** START DATASET ENTRIES **

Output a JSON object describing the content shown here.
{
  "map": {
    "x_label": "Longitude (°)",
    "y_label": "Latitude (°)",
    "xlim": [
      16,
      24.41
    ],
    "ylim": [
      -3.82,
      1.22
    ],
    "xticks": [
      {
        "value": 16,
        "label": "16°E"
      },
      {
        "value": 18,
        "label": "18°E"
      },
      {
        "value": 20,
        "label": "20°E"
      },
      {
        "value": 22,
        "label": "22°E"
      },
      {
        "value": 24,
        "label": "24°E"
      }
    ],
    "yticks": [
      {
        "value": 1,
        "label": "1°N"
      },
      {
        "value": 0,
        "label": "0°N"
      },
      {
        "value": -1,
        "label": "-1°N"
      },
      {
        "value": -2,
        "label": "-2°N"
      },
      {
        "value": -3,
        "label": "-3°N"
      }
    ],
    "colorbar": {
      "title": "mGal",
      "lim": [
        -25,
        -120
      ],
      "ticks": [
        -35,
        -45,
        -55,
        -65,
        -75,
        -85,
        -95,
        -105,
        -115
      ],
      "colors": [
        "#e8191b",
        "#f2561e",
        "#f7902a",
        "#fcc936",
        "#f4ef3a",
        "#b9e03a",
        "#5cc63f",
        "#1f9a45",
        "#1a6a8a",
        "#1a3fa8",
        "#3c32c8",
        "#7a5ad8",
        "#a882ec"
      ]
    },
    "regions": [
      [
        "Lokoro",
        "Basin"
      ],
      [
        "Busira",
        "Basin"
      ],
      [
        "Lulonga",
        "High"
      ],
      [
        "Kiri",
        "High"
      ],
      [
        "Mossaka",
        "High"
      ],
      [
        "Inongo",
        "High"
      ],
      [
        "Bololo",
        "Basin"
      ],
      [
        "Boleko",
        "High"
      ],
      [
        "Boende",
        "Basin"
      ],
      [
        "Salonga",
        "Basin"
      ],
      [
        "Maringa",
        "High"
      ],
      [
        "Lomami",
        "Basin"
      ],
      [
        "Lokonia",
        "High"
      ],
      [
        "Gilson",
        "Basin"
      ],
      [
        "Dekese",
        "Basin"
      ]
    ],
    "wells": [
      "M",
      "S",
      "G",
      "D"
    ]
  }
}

** END DATASET ENTRIES **

- [GIVEN TASK]
Report each line of the material above where the word "value" appears.

- [SOLUTION FOR THIS EXERCISE]
        "value": 16,
        "value": 18,
        "value": 20,
        "value": 22,
        "value": 24,
        "value": 1,
        "value": 0,
        "value": -1,
        "value": -2,
        "value": -3,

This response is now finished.